§ **WHAT YOU WILL DO**: Copy each line exactly. Drop every picture.

START PROVIDED INFORMATION

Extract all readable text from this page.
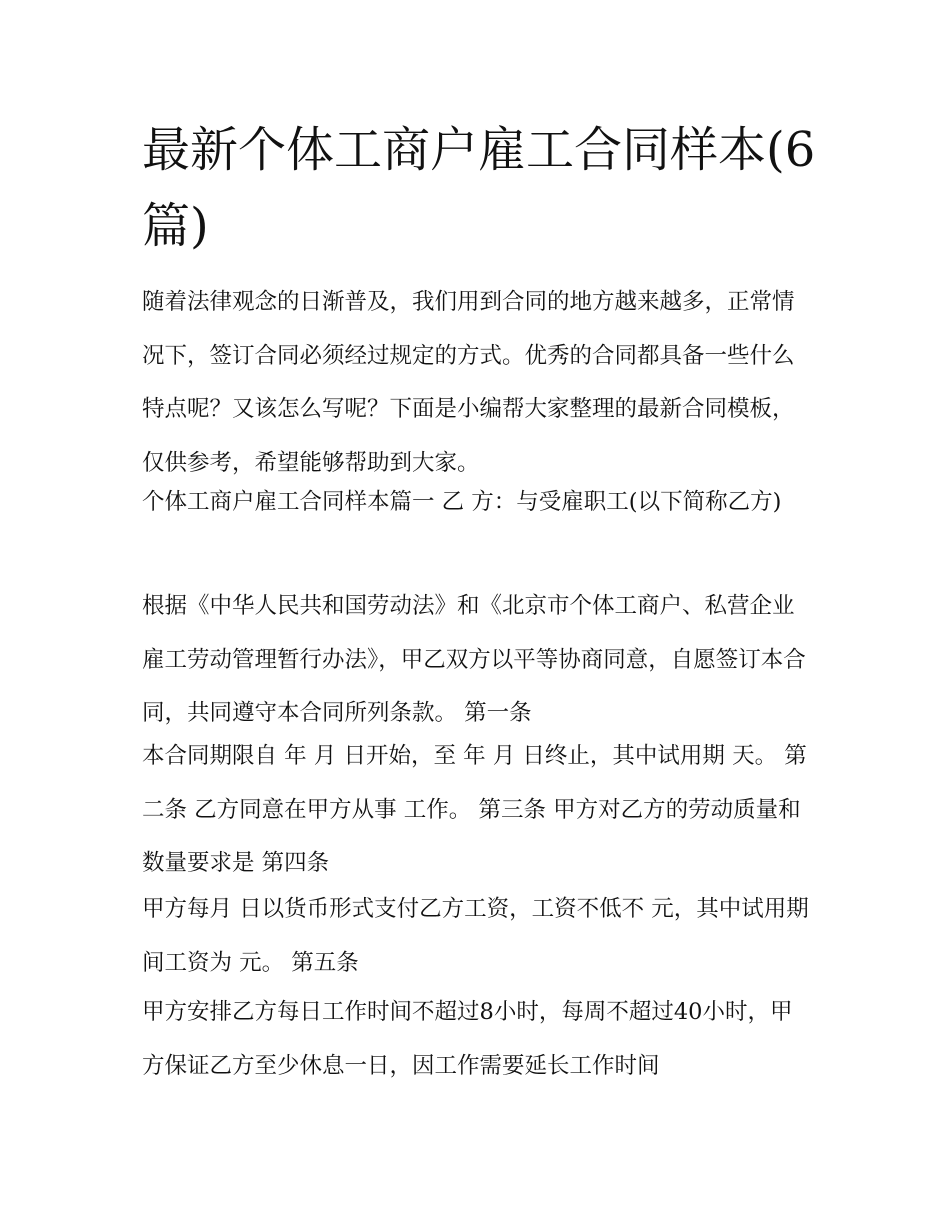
最新个体工商户雇工合同样本(6篇)

随着法律观念的日渐普及，我们用到合同的地方越来越多，正常情况下，签订合同必须经过规定的方式。优秀的合同都具备一些什么特点呢？又该怎么写呢？下面是小编帮大家整理的最新合同模板，仅供参考，希望能够帮助到大家。

个体工商户雇工合同样本篇一 乙 方：与受雇职工(以下简称乙方)

根据《中华人民共和国劳动法》和《北京市个体工商户、私营企业雇工劳动管理暂行办法》，甲乙双方以平等协商同意，自愿签订本合同，共同遵守本合同所列条款。 第一条

本合同期限自 年 月 日开始，至 年 月 日终止，其中试用期 天。 第二条 乙方同意在甲方从事 工作。 第三条 甲方对乙方的劳动质量和数量要求是 第四条

甲方每月 日以货币形式支付乙方工资，工资不低不 元，其中试用期间工资为 元。 第五条

甲方安排乙方每日工作时间不超过8小时，每周不超过40小时，甲方保证乙方至少休息一日，因工作需要延长工作时间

END PROVIDED INFORMATION

§ **TASK SOLUTION**:
Extract all readable text from this page.
最新个体工商户雇工合同样本(6篇)

随着法律观念的日渐普及，我们用到合同的地方越来越多，正常情况下，签订合同必须经过规定的方式。优秀的合同都具备一些什么特点呢？又该怎么写呢？下面是小编帮大家整理的最新合同模板，仅供参考，希望能够帮助到大家。

个体工商户雇工合同样本篇一 乙 方：与受雇职工(以下简称乙方)

根据《中华人民共和国劳动法》和《北京市个体工商户、私营企业雇工劳动管理暂行办法》，甲乙双方以平等协商同意，自愿签订本合同，共同遵守本合同所列条款。 第一条

本合同期限自 年 月 日开始，至 年 月 日终止，其中试用期 天。 第二条 乙方同意在甲方从事 工作。 第三条 甲方对乙方的劳动质量和数量要求是 第四条

甲方每月 日以货币形式支付乙方工资，工资不低不 元，其中试用期间工资为 元。 第五条

甲方安排乙方每日工作时间不超过8小时，每周不超过40小时，甲方保证乙方至少休息一日，因工作需要延长工作时间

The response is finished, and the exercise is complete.